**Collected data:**

————

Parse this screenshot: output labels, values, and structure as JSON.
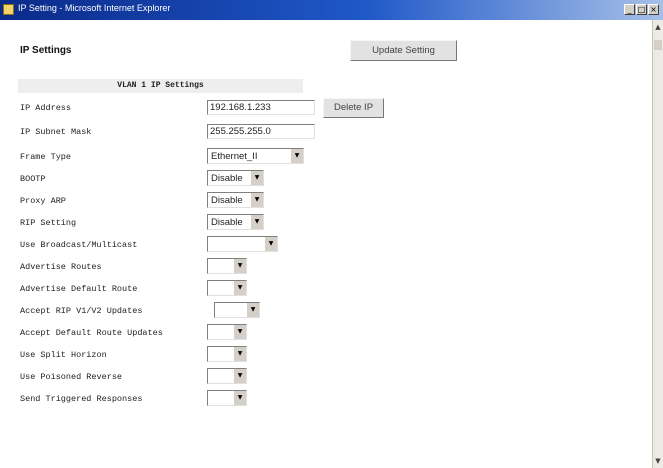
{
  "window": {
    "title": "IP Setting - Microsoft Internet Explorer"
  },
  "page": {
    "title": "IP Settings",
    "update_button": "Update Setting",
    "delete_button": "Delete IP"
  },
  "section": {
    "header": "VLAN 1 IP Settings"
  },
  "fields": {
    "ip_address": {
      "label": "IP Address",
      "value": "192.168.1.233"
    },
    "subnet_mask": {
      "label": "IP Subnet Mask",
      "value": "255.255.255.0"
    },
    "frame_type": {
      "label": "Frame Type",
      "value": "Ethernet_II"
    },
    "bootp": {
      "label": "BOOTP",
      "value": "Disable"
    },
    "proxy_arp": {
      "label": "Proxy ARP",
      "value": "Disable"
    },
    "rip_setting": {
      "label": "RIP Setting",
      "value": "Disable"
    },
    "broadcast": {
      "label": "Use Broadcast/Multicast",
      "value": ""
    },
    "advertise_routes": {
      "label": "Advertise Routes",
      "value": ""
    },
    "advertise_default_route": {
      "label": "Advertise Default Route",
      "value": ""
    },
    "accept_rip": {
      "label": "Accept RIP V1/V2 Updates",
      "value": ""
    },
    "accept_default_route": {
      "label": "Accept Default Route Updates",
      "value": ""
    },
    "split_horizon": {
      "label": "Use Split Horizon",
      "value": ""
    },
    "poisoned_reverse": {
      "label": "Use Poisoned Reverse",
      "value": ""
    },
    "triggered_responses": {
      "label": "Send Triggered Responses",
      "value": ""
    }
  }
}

————

**Aim:** Print the full listing exactly, dropping the pictures.

**Final answer:**
Parse this screenshot: output labels, values, and structure as JSON.
{
  "window": {
    "title": "IP Setting - Microsoft Internet Explorer"
  },
  "page": {
    "title": "IP Settings",
    "update_button": "Update Setting",
    "delete_button": "Delete IP"
  },
  "section": {
    "header": "VLAN 1 IP Settings"
  },
  "fields": {
    "ip_address": {
      "label": "IP Address",
      "value": "192.168.1.233"
    },
    "subnet_mask": {
      "label": "IP Subnet Mask",
      "value": "255.255.255.0"
    },
    "frame_type": {
      "label": "Frame Type",
      "value": "Ethernet_II"
    },
    "bootp": {
      "label": "BOOTP",
      "value": "Disable"
    },
    "proxy_arp": {
      "label": "Proxy ARP",
      "value": "Disable"
    },
    "rip_setting": {
      "label": "RIP Setting",
      "value": "Disable"
    },
    "broadcast": {
      "label": "Use Broadcast/Multicast",
      "value": ""
    },
    "advertise_routes": {
      "label": "Advertise Routes",
      "value": ""
    },
    "advertise_default_route": {
      "label": "Advertise Default Route",
      "value": ""
    },
    "accept_rip": {
      "label": "Accept RIP V1/V2 Updates",
      "value": ""
    },
    "accept_default_route": {
      "label": "Accept Default Route Updates",
      "value": ""
    },
    "split_horizon": {
      "label": "Use Split Horizon",
      "value": ""
    },
    "poisoned_reverse": {
      "label": "Use Poisoned Reverse",
      "value": ""
    },
    "triggered_responses": {
      "label": "Send Triggered Responses",
      "value": ""
    }
  }
}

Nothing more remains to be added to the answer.